===== Task material =====

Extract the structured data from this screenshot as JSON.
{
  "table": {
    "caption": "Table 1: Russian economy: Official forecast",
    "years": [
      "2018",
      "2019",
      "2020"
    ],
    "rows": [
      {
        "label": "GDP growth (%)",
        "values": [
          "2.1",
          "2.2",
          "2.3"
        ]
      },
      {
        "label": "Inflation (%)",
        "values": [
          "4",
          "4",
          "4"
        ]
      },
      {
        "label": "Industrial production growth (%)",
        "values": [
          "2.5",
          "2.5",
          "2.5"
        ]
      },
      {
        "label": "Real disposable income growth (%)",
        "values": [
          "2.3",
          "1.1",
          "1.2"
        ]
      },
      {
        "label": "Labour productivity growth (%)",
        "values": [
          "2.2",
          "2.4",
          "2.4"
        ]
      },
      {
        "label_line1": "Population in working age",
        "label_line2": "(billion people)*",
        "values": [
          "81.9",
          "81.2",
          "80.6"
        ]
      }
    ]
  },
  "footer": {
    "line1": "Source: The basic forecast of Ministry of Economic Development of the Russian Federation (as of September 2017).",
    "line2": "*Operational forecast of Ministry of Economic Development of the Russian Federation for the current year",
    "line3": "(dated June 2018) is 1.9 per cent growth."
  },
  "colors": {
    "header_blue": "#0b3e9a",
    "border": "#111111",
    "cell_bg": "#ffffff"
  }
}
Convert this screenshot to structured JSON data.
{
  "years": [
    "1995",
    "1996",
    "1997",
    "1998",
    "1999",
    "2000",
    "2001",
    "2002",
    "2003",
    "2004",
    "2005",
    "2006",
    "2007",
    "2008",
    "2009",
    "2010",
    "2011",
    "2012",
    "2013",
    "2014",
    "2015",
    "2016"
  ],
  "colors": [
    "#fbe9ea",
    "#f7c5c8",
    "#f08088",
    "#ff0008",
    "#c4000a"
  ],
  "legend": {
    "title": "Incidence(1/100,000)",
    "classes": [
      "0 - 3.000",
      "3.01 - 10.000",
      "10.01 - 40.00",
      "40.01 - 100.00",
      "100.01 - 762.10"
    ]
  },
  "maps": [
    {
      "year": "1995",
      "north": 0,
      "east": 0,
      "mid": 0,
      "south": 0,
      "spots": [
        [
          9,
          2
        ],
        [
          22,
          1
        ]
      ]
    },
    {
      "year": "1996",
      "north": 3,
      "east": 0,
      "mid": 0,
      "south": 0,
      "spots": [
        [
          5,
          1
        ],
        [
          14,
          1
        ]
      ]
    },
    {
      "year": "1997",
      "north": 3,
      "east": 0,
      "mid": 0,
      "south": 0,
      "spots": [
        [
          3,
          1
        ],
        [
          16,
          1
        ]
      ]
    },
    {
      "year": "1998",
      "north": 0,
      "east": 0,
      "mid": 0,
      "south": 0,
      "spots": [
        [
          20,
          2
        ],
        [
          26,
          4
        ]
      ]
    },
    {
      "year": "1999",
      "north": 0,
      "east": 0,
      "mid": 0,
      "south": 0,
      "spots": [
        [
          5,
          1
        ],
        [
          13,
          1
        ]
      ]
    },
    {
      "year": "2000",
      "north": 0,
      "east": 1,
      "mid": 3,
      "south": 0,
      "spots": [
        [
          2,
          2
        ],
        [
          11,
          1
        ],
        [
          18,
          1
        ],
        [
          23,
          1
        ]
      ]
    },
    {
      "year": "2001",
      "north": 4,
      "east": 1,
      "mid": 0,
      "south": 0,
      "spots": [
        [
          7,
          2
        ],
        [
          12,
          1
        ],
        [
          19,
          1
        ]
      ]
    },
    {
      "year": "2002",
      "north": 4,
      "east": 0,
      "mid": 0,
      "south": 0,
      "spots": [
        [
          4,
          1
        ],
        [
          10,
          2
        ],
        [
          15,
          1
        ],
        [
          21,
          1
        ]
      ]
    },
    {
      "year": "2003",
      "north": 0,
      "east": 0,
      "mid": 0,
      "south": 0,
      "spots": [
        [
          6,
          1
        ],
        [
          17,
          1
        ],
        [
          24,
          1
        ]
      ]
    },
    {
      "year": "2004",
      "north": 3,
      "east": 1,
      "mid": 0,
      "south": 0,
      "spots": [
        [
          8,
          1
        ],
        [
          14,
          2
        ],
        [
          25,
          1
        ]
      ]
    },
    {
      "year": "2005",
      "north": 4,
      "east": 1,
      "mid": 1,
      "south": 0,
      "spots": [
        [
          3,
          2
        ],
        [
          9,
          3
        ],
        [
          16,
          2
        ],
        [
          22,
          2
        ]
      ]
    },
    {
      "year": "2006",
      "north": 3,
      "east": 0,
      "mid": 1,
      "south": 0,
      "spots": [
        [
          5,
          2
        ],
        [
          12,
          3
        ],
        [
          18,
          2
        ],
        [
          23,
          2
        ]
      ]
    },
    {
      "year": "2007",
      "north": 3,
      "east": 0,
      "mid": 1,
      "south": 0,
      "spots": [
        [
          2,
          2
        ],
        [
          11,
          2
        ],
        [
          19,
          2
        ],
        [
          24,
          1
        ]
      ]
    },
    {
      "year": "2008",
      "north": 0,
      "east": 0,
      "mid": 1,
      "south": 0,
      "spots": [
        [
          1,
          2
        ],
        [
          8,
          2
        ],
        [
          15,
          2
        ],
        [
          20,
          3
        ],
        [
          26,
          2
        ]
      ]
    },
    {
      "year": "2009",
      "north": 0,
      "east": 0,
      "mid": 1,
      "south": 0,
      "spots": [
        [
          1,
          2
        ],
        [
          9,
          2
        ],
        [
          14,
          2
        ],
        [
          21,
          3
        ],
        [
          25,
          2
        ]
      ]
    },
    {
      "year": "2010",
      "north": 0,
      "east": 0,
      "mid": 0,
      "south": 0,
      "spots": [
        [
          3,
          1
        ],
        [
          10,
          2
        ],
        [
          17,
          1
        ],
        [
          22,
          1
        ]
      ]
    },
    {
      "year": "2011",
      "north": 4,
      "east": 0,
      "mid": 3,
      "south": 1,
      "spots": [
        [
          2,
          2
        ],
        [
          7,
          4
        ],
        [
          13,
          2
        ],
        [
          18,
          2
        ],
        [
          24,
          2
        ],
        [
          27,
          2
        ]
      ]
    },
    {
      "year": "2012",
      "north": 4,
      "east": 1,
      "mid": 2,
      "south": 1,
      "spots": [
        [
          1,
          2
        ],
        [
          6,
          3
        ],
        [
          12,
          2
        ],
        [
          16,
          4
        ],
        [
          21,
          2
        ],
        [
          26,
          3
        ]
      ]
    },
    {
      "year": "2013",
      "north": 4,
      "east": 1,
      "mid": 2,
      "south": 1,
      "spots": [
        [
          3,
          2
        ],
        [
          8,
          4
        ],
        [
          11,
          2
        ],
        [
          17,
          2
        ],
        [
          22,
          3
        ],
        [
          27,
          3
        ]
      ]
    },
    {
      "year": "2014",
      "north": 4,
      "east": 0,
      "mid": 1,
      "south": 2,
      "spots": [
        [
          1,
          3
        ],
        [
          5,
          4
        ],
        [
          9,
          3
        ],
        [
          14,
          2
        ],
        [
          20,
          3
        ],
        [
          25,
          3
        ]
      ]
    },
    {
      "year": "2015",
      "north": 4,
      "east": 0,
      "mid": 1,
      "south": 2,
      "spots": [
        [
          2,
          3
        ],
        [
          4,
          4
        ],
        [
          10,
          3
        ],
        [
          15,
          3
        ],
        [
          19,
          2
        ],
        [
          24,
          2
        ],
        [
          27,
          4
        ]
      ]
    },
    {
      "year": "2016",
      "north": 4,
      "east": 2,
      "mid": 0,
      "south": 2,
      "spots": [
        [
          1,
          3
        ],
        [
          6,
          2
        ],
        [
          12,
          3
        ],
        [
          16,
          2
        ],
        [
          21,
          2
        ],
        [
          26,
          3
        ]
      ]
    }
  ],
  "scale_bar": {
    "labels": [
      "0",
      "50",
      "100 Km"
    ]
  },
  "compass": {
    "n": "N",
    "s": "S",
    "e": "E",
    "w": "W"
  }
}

=====

#### Given task:
Determine how many lines of the data contain "Ministry" and give nothing but that number.

#### Answer to the exercise:
2